Look through the data and write out every line with the word "value" in it.

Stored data
━━━━━━━━━━━━━━━━━━━━

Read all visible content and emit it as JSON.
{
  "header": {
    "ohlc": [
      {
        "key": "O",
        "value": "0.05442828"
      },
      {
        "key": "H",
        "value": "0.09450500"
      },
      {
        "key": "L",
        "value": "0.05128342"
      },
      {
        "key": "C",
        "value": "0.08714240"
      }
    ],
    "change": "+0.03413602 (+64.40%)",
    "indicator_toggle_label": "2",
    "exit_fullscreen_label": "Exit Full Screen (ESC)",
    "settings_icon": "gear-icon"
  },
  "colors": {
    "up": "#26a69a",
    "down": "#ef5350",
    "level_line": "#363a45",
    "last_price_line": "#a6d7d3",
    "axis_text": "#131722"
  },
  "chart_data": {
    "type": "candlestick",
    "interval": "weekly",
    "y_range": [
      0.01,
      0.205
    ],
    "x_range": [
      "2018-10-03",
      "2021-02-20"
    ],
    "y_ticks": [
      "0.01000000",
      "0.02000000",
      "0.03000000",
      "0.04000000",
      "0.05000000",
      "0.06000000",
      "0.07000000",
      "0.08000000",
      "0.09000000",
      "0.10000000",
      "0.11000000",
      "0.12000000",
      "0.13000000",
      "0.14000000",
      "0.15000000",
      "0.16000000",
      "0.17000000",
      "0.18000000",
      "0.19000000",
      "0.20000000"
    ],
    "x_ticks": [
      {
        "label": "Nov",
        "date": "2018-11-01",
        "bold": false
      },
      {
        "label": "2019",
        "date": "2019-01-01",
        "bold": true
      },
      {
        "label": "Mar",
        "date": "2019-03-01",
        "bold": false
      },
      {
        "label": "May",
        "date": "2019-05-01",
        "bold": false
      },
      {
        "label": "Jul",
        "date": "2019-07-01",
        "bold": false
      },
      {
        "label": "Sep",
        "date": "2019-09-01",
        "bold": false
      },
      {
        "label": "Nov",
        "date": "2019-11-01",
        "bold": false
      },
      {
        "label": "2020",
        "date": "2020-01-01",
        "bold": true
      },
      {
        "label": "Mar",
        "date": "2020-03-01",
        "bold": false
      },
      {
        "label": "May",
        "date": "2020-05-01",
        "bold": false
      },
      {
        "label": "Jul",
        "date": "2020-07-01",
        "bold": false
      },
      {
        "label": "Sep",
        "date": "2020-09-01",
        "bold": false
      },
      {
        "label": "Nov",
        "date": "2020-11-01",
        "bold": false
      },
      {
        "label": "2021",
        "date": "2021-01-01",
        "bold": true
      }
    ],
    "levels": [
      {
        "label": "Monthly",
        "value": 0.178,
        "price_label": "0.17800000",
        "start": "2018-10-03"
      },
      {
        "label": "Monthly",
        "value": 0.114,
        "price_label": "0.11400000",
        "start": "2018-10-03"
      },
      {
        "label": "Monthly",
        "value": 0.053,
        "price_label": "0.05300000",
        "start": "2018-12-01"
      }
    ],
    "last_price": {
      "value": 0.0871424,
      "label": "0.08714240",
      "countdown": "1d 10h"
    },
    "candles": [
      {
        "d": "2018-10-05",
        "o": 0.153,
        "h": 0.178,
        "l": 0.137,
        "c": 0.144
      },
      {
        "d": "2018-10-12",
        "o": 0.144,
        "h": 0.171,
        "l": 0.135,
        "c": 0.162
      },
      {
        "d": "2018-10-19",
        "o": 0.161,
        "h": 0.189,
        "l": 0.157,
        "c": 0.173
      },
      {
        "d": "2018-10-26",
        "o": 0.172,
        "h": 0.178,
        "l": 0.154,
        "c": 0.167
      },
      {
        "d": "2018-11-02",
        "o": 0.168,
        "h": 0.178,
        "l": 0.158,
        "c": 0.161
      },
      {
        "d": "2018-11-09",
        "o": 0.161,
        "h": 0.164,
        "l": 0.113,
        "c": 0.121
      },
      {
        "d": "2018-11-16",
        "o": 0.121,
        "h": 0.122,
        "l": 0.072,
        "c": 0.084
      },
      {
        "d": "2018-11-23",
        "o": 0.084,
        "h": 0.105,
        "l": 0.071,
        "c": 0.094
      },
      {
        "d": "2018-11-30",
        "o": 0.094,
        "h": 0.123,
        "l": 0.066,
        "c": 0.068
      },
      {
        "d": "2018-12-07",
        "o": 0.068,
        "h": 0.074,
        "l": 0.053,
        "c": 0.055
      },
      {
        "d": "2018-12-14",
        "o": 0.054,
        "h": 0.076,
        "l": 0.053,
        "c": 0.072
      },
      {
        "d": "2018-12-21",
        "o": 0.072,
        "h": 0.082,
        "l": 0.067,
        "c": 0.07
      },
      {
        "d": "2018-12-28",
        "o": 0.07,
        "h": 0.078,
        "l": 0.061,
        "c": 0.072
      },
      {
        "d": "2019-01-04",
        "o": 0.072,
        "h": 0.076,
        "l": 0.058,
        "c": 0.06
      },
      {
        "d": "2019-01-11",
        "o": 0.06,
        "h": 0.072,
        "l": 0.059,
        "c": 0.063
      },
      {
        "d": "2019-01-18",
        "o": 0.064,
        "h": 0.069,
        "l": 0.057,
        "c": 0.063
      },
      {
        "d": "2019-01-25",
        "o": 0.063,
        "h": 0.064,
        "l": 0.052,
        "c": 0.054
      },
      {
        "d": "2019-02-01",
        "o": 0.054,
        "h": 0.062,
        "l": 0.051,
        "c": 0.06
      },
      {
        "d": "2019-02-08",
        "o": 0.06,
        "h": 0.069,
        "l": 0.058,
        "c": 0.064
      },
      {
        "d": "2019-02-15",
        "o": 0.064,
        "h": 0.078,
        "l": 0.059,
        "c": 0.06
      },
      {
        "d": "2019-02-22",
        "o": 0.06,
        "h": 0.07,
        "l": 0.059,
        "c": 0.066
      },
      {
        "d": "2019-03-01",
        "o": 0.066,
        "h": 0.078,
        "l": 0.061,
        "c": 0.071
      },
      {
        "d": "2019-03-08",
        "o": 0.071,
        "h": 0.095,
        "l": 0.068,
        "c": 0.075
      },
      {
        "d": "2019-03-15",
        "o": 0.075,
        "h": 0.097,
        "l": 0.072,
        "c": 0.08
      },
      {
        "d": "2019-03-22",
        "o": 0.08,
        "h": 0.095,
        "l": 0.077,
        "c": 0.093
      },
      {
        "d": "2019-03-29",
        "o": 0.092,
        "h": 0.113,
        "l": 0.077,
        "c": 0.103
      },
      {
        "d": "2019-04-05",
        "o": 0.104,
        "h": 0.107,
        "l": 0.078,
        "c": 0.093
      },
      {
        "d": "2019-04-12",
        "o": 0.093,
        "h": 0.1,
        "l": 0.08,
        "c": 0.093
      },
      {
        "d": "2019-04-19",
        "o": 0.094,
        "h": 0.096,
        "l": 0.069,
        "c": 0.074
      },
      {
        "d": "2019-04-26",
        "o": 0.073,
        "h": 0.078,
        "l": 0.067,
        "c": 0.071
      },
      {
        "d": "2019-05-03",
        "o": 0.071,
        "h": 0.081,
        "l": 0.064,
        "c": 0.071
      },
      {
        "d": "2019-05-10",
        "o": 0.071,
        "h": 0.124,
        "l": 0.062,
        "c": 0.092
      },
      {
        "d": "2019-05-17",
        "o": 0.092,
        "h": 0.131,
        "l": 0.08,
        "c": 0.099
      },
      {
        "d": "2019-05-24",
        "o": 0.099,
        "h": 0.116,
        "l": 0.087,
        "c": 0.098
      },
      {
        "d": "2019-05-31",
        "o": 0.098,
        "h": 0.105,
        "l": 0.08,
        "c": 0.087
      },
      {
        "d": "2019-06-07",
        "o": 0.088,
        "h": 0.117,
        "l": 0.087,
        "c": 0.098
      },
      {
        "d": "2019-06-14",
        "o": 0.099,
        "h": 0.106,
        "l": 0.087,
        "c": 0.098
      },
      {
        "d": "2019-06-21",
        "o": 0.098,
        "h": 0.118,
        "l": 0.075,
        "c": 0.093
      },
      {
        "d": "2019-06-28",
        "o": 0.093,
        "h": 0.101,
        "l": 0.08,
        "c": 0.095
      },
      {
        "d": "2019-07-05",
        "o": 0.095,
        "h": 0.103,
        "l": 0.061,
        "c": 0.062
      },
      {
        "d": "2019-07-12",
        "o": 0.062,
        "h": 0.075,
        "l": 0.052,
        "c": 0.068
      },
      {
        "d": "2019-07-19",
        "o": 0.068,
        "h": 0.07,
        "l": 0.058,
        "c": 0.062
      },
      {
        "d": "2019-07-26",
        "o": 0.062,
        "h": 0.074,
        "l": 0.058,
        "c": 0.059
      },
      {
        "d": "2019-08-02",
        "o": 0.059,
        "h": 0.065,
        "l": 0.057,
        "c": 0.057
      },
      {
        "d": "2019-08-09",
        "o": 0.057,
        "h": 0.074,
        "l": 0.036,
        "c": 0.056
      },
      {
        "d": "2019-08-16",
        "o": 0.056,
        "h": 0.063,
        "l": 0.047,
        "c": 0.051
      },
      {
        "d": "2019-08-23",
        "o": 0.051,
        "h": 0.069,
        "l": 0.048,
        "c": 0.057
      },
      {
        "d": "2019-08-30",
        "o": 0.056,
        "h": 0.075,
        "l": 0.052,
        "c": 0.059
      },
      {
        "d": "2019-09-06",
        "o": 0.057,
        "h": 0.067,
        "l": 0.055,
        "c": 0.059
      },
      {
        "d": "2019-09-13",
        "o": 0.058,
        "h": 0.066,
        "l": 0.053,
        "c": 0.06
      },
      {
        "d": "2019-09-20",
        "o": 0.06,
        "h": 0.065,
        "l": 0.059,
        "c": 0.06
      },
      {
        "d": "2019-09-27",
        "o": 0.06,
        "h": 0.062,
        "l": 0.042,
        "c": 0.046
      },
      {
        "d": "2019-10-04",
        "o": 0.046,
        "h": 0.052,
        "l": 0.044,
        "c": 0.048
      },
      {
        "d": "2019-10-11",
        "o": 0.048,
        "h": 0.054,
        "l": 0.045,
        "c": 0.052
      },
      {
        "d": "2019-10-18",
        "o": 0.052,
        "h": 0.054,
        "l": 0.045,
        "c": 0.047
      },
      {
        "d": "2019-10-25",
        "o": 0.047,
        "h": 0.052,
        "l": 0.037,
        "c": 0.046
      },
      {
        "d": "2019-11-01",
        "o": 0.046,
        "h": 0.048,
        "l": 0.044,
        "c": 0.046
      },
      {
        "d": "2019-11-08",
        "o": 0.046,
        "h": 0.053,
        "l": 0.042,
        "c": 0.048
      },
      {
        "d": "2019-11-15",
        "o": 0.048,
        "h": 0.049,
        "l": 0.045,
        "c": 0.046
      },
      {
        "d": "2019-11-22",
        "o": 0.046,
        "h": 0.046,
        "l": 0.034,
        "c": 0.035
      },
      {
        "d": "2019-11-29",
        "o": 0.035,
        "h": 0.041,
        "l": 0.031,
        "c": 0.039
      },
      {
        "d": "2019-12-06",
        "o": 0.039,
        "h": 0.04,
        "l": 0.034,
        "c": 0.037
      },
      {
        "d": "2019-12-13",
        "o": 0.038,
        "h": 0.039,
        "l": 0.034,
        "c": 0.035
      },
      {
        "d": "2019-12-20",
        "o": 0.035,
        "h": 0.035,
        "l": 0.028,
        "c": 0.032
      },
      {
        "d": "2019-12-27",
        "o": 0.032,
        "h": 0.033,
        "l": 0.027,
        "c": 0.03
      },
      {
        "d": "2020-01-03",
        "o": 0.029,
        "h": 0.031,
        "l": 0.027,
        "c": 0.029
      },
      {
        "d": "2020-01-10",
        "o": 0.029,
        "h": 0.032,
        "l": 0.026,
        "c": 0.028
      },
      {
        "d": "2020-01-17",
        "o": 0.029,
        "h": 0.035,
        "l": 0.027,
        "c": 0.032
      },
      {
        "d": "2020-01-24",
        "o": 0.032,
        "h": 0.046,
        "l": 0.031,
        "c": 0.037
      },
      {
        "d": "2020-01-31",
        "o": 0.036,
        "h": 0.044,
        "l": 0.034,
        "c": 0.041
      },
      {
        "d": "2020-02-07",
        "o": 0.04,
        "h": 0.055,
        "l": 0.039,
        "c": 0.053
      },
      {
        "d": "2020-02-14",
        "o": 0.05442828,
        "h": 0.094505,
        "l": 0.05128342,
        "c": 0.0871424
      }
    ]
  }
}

━━━━━━━━━━━━━━━━━━━━

**Written answer:**
        "value": "0.05442828"
        "value": "0.09450500"
        "value": "0.05128342"
        "value": "0.08714240"
        "value": 0.178,
        "value": 0.114,
        "value": 0.053,
      "value": 0.0871424,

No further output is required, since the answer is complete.